● **Stored data entries**:

• • • • •

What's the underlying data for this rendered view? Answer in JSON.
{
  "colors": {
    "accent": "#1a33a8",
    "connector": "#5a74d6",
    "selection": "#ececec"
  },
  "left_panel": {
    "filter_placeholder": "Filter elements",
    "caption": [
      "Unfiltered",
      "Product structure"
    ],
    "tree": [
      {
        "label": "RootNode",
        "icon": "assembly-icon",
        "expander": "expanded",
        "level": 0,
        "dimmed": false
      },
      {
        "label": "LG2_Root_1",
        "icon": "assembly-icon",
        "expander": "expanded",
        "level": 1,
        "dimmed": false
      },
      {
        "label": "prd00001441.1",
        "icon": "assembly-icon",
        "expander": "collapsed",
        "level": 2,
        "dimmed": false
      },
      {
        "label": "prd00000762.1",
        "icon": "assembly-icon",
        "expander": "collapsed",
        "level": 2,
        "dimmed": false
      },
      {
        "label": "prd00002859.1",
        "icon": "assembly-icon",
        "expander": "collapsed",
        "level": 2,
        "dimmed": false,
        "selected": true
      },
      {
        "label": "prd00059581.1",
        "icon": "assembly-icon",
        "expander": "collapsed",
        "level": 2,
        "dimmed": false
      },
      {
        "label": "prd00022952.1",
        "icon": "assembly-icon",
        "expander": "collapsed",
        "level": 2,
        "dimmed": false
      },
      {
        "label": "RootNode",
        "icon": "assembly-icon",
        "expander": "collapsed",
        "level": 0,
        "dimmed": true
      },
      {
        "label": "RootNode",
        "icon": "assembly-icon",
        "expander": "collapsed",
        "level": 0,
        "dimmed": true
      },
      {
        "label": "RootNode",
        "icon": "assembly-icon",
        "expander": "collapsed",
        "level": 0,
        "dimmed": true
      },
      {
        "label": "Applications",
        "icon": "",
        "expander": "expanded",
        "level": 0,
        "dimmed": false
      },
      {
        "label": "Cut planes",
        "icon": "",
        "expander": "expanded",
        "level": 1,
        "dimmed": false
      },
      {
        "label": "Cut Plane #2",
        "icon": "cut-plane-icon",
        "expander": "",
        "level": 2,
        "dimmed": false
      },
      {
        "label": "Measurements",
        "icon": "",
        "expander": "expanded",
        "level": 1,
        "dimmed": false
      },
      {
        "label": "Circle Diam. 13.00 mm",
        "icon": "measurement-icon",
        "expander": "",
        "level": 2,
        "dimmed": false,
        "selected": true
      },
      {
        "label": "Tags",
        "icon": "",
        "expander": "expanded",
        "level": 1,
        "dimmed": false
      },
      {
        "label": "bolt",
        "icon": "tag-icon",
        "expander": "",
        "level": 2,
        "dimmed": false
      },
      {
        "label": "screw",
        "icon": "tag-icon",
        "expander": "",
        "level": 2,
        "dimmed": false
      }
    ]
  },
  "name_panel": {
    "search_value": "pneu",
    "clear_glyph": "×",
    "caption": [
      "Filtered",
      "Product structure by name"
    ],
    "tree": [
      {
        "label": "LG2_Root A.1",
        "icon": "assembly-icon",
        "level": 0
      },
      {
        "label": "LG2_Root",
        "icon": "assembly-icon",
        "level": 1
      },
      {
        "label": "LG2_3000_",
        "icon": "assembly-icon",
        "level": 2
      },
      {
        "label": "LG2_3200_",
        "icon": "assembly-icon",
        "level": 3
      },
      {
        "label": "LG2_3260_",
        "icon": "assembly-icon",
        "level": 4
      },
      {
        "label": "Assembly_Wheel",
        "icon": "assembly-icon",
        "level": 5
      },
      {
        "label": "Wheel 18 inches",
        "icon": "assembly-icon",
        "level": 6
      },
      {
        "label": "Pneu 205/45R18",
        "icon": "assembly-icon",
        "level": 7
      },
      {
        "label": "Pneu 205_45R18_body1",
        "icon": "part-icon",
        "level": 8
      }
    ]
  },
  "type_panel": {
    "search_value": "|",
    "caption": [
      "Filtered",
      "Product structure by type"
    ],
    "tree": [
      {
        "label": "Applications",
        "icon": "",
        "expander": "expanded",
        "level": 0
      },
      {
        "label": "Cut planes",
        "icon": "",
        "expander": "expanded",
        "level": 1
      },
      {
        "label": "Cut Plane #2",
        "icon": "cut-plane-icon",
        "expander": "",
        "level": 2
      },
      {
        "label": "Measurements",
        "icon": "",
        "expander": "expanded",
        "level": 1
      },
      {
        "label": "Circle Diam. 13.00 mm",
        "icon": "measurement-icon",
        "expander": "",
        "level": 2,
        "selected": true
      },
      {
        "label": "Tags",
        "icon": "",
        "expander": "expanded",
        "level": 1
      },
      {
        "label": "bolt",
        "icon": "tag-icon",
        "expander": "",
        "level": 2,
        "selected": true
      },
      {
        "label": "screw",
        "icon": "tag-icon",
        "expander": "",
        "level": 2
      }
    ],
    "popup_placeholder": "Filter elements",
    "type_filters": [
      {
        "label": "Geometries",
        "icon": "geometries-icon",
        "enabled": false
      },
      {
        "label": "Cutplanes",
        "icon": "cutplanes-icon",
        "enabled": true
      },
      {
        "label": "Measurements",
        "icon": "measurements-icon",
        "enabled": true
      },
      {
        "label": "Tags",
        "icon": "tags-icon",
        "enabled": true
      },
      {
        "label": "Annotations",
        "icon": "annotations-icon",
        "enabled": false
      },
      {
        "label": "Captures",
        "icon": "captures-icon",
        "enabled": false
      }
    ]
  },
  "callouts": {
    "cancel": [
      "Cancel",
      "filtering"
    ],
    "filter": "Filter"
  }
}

• • • • •

● **TASK PROMPT**: Please reproduce each record precisely as written.

● **FULL OUTPUT**:
What's the underlying data for this rendered view? Answer in JSON.
{
  "colors": {
    "accent": "#1a33a8",
    "connector": "#5a74d6",
    "selection": "#ececec"
  },
  "left_panel": {
    "filter_placeholder": "Filter elements",
    "caption": [
      "Unfiltered",
      "Product structure"
    ],
    "tree": [
      {
        "label": "RootNode",
        "icon": "assembly-icon",
        "expander": "expanded",
        "level": 0,
        "dimmed": false
      },
      {
        "label": "LG2_Root_1",
        "icon": "assembly-icon",
        "expander": "expanded",
        "level": 1,
        "dimmed": false
      },
      {
        "label": "prd00001441.1",
        "icon": "assembly-icon",
        "expander": "collapsed",
        "level": 2,
        "dimmed": false
      },
      {
        "label": "prd00000762.1",
        "icon": "assembly-icon",
        "expander": "collapsed",
        "level": 2,
        "dimmed": false
      },
      {
        "label": "prd00002859.1",
        "icon": "assembly-icon",
        "expander": "collapsed",
        "level": 2,
        "dimmed": false,
        "selected": true
      },
      {
        "label": "prd00059581.1",
        "icon": "assembly-icon",
        "expander": "collapsed",
        "level": 2,
        "dimmed": false
      },
      {
        "label": "prd00022952.1",
        "icon": "assembly-icon",
        "expander": "collapsed",
        "level": 2,
        "dimmed": false
      },
      {
        "label": "RootNode",
        "icon": "assembly-icon",
        "expander": "collapsed",
        "level": 0,
        "dimmed": true
      },
      {
        "label": "RootNode",
        "icon": "assembly-icon",
        "expander": "collapsed",
        "level": 0,
        "dimmed": true
      },
      {
        "label": "RootNode",
        "icon": "assembly-icon",
        "expander": "collapsed",
        "level": 0,
        "dimmed": true
      },
      {
        "label": "Applications",
        "icon": "",
        "expander": "expanded",
        "level": 0,
        "dimmed": false
      },
      {
        "label": "Cut planes",
        "icon": "",
        "expander": "expanded",
        "level": 1,
        "dimmed": false
      },
      {
        "label": "Cut Plane #2",
        "icon": "cut-plane-icon",
        "expander": "",
        "level": 2,
        "dimmed": false
      },
      {
        "label": "Measurements",
        "icon": "",
        "expander": "expanded",
        "level": 1,
        "dimmed": false
      },
      {
        "label": "Circle Diam. 13.00 mm",
        "icon": "measurement-icon",
        "expander": "",
        "level": 2,
        "dimmed": false,
        "selected": true
      },
      {
        "label": "Tags",
        "icon": "",
        "expander": "expanded",
        "level": 1,
        "dimmed": false
      },
      {
        "label": "bolt",
        "icon": "tag-icon",
        "expander": "",
        "level": 2,
        "dimmed": false
      },
      {
        "label": "screw",
        "icon": "tag-icon",
        "expander": "",
        "level": 2,
        "dimmed": false
      }
    ]
  },
  "name_panel": {
    "search_value": "pneu",
    "clear_glyph": "×",
    "caption": [
      "Filtered",
      "Product structure by name"
    ],
    "tree": [
      {
        "label": "LG2_Root A.1",
        "icon": "assembly-icon",
        "level": 0
      },
      {
        "label": "LG2_Root",
        "icon": "assembly-icon",
        "level": 1
      },
      {
        "label": "LG2_3000_",
        "icon": "assembly-icon",
        "level": 2
      },
      {
        "label": "LG2_3200_",
        "icon": "assembly-icon",
        "level": 3
      },
      {
        "label": "LG2_3260_",
        "icon": "assembly-icon",
        "level": 4
      },
      {
        "label": "Assembly_Wheel",
        "icon": "assembly-icon",
        "level": 5
      },
      {
        "label": "Wheel 18 inches",
        "icon": "assembly-icon",
        "level": 6
      },
      {
        "label": "Pneu 205/45R18",
        "icon": "assembly-icon",
        "level": 7
      },
      {
        "label": "Pneu 205_45R18_body1",
        "icon": "part-icon",
        "level": 8
      }
    ]
  },
  "type_panel": {
    "search_value": "|",
    "caption": [
      "Filtered",
      "Product structure by type"
    ],
    "tree": [
      {
        "label": "Applications",
        "icon": "",
        "expander": "expanded",
        "level": 0
      },
      {
        "label": "Cut planes",
        "icon": "",
        "expander": "expanded",
        "level": 1
      },
      {
        "label": "Cut Plane #2",
        "icon": "cut-plane-icon",
        "expander": "",
        "level": 2
      },
      {
        "label": "Measurements",
        "icon": "",
        "expander": "expanded",
        "level": 1
      },
      {
        "label": "Circle Diam. 13.00 mm",
        "icon": "measurement-icon",
        "expander": "",
        "level": 2,
        "selected": true
      },
      {
        "label": "Tags",
        "icon": "",
        "expander": "expanded",
        "level": 1
      },
      {
        "label": "bolt",
        "icon": "tag-icon",
        "expander": "",
        "level": 2,
        "selected": true
      },
      {
        "label": "screw",
        "icon": "tag-icon",
        "expander": "",
        "level": 2
      }
    ],
    "popup_placeholder": "Filter elements",
    "type_filters": [
      {
        "label": "Geometries",
        "icon": "geometries-icon",
        "enabled": false
      },
      {
        "label": "Cutplanes",
        "icon": "cutplanes-icon",
        "enabled": true
      },
      {
        "label": "Measurements",
        "icon": "measurements-icon",
        "enabled": true
      },
      {
        "label": "Tags",
        "icon": "tags-icon",
        "enabled": true
      },
      {
        "label": "Annotations",
        "icon": "annotations-icon",
        "enabled": false
      },
      {
        "label": "Captures",
        "icon": "captures-icon",
        "enabled": false
      }
    ]
  },
  "callouts": {
    "cancel": [
      "Cancel",
      "filtering"
    ],
    "filter": "Filter"
  }
}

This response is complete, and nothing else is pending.